- SHORT EXERCISE:
The data below should be restated word for word, with every picture omitted.
═══ RECORDS PROVIDED ═══
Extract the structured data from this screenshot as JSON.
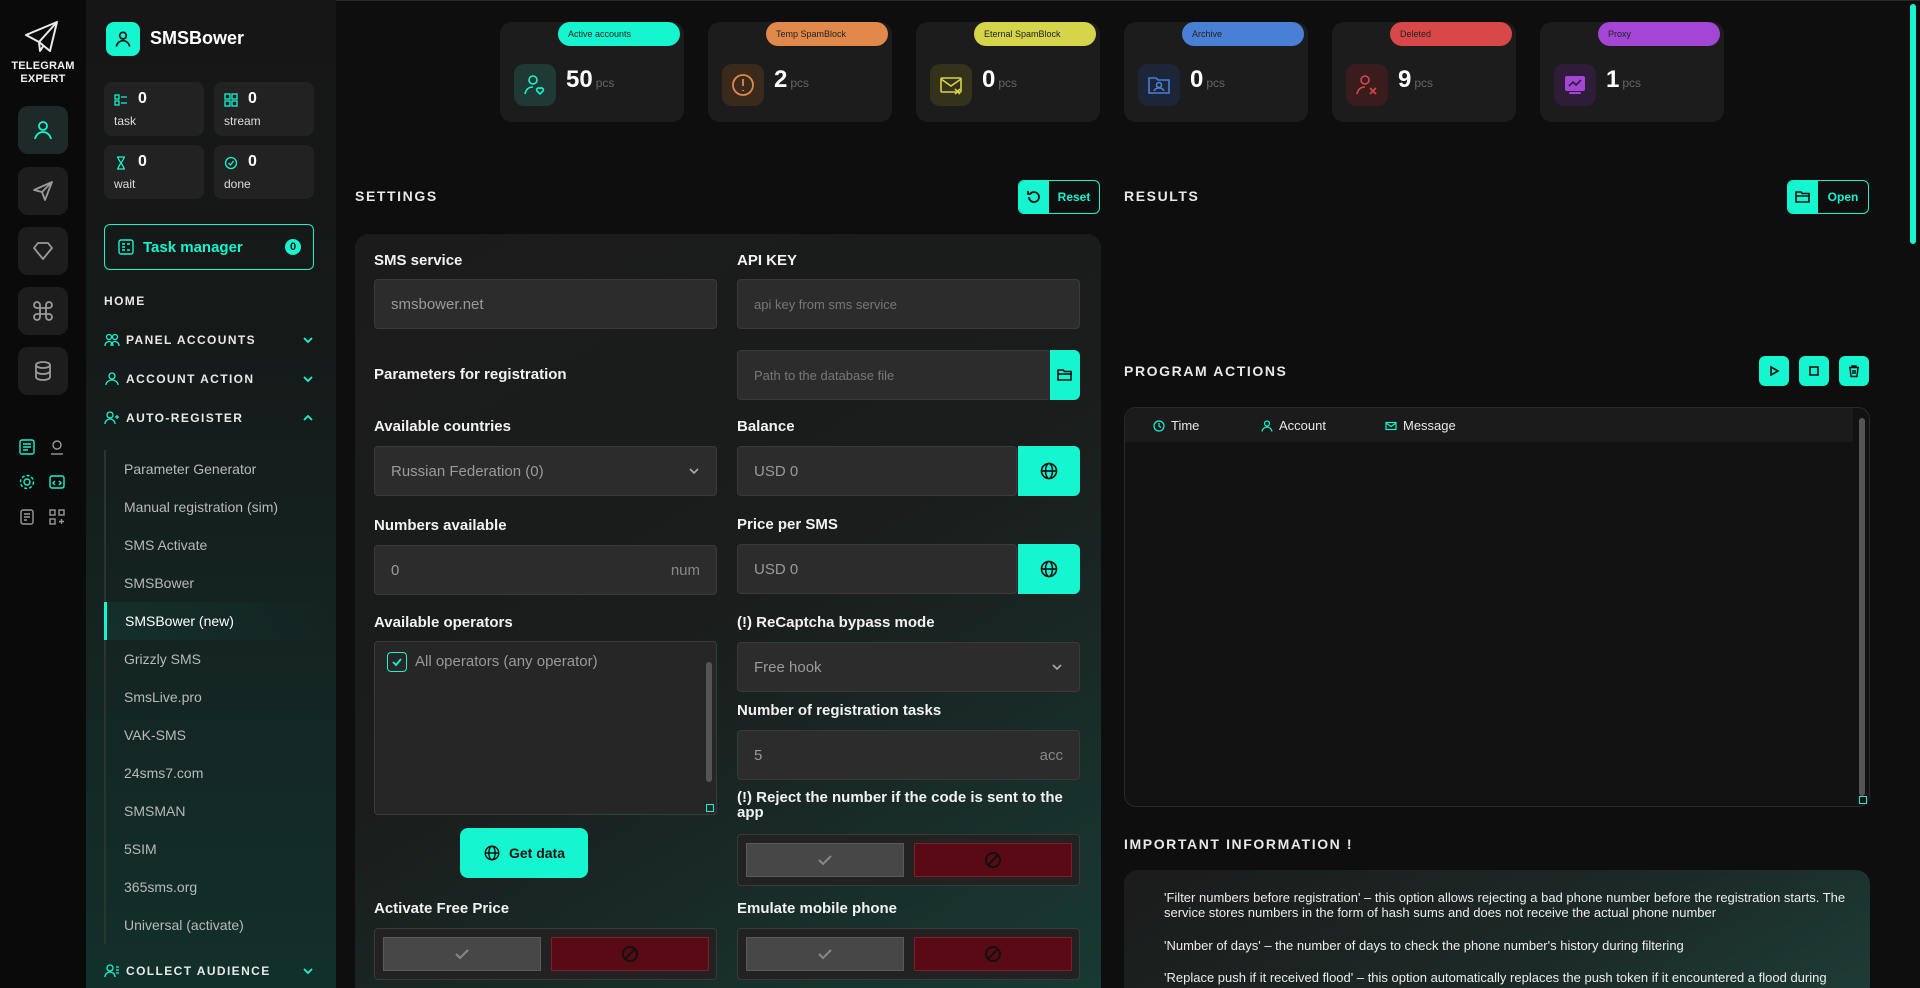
{
  "brand": {
    "line1": "TELEGRAM",
    "line2": "EXPERT"
  },
  "app": {
    "name": "SMSBower"
  },
  "stats": [
    {
      "label": "task",
      "value": "0",
      "icon": "task-icon"
    },
    {
      "label": "stream",
      "value": "0",
      "icon": "stream-icon"
    },
    {
      "label": "wait",
      "value": "0",
      "icon": "hourglass-icon"
    },
    {
      "label": "done",
      "value": "0",
      "icon": "check-circle-icon"
    }
  ],
  "task_manager": {
    "label": "Task manager",
    "count": "0"
  },
  "nav": {
    "home": "HOME",
    "panel_accounts": "PANEL ACCOUNTS",
    "account_action": "ACCOUNT ACTION",
    "auto_register": "AUTO-REGISTER",
    "collect_audience": "COLLECT AUDIENCE",
    "sub_items": [
      "Parameter Generator",
      "Manual registration (sim)",
      "SMS Activate",
      "SMSBower",
      "SMSBower (new)",
      "Grizzly SMS",
      "SmsLive.pro",
      "VAK-SMS",
      "24sms7.com",
      "SMSMAN",
      "5SIM",
      "365sms.org",
      "Universal (activate)"
    ],
    "active_index": 4
  },
  "top_cards": [
    {
      "tag": "Active accounts",
      "value": "50",
      "unit": "pcs",
      "tag_color": "#14f5d0",
      "icon": "user-heart-icon"
    },
    {
      "tag": "Temp SpamBlock",
      "value": "2",
      "unit": "pcs",
      "tag_color": "#e0894a",
      "icon": "warning-icon"
    },
    {
      "tag": "Eternal SpamBlock",
      "value": "0",
      "unit": "pcs",
      "tag_color": "#d6d44a",
      "icon": "mail-block-icon"
    },
    {
      "tag": "Archive",
      "value": "0",
      "unit": "pcs",
      "tag_color": "#4a7fd6",
      "icon": "archive-folder-icon"
    },
    {
      "tag": "Deleted",
      "value": "9",
      "unit": "pcs",
      "tag_color": "#d84848",
      "icon": "user-x-icon"
    },
    {
      "tag": "Proxy",
      "value": "1",
      "unit": "pcs",
      "tag_color": "#a545d6",
      "icon": "proxy-icon"
    }
  ],
  "settings": {
    "title": "SETTINGS",
    "reset_label": "Reset",
    "sms_service_label": "SMS service",
    "sms_service_value": "smsbower.net",
    "api_key_label": "API KEY",
    "api_key_placeholder": "api key from sms service",
    "params_label": "Parameters for registration",
    "db_path_placeholder": "Path to the database file",
    "countries_label": "Available countries",
    "countries_value": "Russian Federation (0)",
    "balance_label": "Balance",
    "balance_value": "USD  0",
    "numbers_label": "Numbers available",
    "numbers_value": "0",
    "numbers_suffix": "num",
    "price_label": "Price per SMS",
    "price_value": "USD  0",
    "operators_label": "Available operators",
    "operators_option": "All operators (any operator)",
    "recaptcha_label": "(!) ReCaptcha bypass mode",
    "recaptcha_value": "Free hook",
    "reg_tasks_label": "Number of registration tasks",
    "reg_tasks_value": "5",
    "reg_tasks_suffix": "acc",
    "reject_label": "(!) Reject the number if the code is sent to the app",
    "get_data_label": "Get data",
    "free_price_label": "Activate Free Price",
    "emulate_label": "Emulate mobile phone"
  },
  "results": {
    "title": "RESULTS",
    "open_label": "Open"
  },
  "program_actions": {
    "title": "PROGRAM ACTIONS",
    "columns": [
      "Time",
      "Account",
      "Message"
    ]
  },
  "info": {
    "title": "IMPORTANT INFORMATION !",
    "paragraphs": [
      "'Filter numbers before registration' – this option allows rejecting a bad phone number before the registration starts. The service stores numbers in the form of hash sums and does not receive the actual phone number",
      "'Number of days' – the number of days to check the phone number's history during filtering",
      "'Replace push if it received flood' – this option automatically replaces the push token if it encountered a flood during"
    ]
  },
  "colors": {
    "accent": "#14f5d0",
    "danger": "#5a0a14"
  }
}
═══
- EXERCISE OUTPUT:
Extract the structured data from this screenshot as JSON.
{
  "brand": {
    "line1": "TELEGRAM",
    "line2": "EXPERT"
  },
  "app": {
    "name": "SMSBower"
  },
  "stats": [
    {
      "label": "task",
      "value": "0",
      "icon": "task-icon"
    },
    {
      "label": "stream",
      "value": "0",
      "icon": "stream-icon"
    },
    {
      "label": "wait",
      "value": "0",
      "icon": "hourglass-icon"
    },
    {
      "label": "done",
      "value": "0",
      "icon": "check-circle-icon"
    }
  ],
  "task_manager": {
    "label": "Task manager",
    "count": "0"
  },
  "nav": {
    "home": "HOME",
    "panel_accounts": "PANEL ACCOUNTS",
    "account_action": "ACCOUNT ACTION",
    "auto_register": "AUTO-REGISTER",
    "collect_audience": "COLLECT AUDIENCE",
    "sub_items": [
      "Parameter Generator",
      "Manual registration (sim)",
      "SMS Activate",
      "SMSBower",
      "SMSBower (new)",
      "Grizzly SMS",
      "SmsLive.pro",
      "VAK-SMS",
      "24sms7.com",
      "SMSMAN",
      "5SIM",
      "365sms.org",
      "Universal (activate)"
    ],
    "active_index": 4
  },
  "top_cards": [
    {
      "tag": "Active accounts",
      "value": "50",
      "unit": "pcs",
      "tag_color": "#14f5d0",
      "icon": "user-heart-icon"
    },
    {
      "tag": "Temp SpamBlock",
      "value": "2",
      "unit": "pcs",
      "tag_color": "#e0894a",
      "icon": "warning-icon"
    },
    {
      "tag": "Eternal SpamBlock",
      "value": "0",
      "unit": "pcs",
      "tag_color": "#d6d44a",
      "icon": "mail-block-icon"
    },
    {
      "tag": "Archive",
      "value": "0",
      "unit": "pcs",
      "tag_color": "#4a7fd6",
      "icon": "archive-folder-icon"
    },
    {
      "tag": "Deleted",
      "value": "9",
      "unit": "pcs",
      "tag_color": "#d84848",
      "icon": "user-x-icon"
    },
    {
      "tag": "Proxy",
      "value": "1",
      "unit": "pcs",
      "tag_color": "#a545d6",
      "icon": "proxy-icon"
    }
  ],
  "settings": {
    "title": "SETTINGS",
    "reset_label": "Reset",
    "sms_service_label": "SMS service",
    "sms_service_value": "smsbower.net",
    "api_key_label": "API KEY",
    "api_key_placeholder": "api key from sms service",
    "params_label": "Parameters for registration",
    "db_path_placeholder": "Path to the database file",
    "countries_label": "Available countries",
    "countries_value": "Russian Federation (0)",
    "balance_label": "Balance",
    "balance_value": "USD  0",
    "numbers_label": "Numbers available",
    "numbers_value": "0",
    "numbers_suffix": "num",
    "price_label": "Price per SMS",
    "price_value": "USD  0",
    "operators_label": "Available operators",
    "operators_option": "All operators (any operator)",
    "recaptcha_label": "(!) ReCaptcha bypass mode",
    "recaptcha_value": "Free hook",
    "reg_tasks_label": "Number of registration tasks",
    "reg_tasks_value": "5",
    "reg_tasks_suffix": "acc",
    "reject_label": "(!) Reject the number if the code is sent to the app",
    "get_data_label": "Get data",
    "free_price_label": "Activate Free Price",
    "emulate_label": "Emulate mobile phone"
  },
  "results": {
    "title": "RESULTS",
    "open_label": "Open"
  },
  "program_actions": {
    "title": "PROGRAM ACTIONS",
    "columns": [
      "Time",
      "Account",
      "Message"
    ]
  },
  "info": {
    "title": "IMPORTANT INFORMATION !",
    "paragraphs": [
      "'Filter numbers before registration' – this option allows rejecting a bad phone number before the registration starts. The service stores numbers in the form of hash sums and does not receive the actual phone number",
      "'Number of days' – the number of days to check the phone number's history during filtering",
      "'Replace push if it received flood' – this option automatically replaces the push token if it encountered a flood during"
    ]
  },
  "colors": {
    "accent": "#14f5d0",
    "danger": "#5a0a14"
  }
}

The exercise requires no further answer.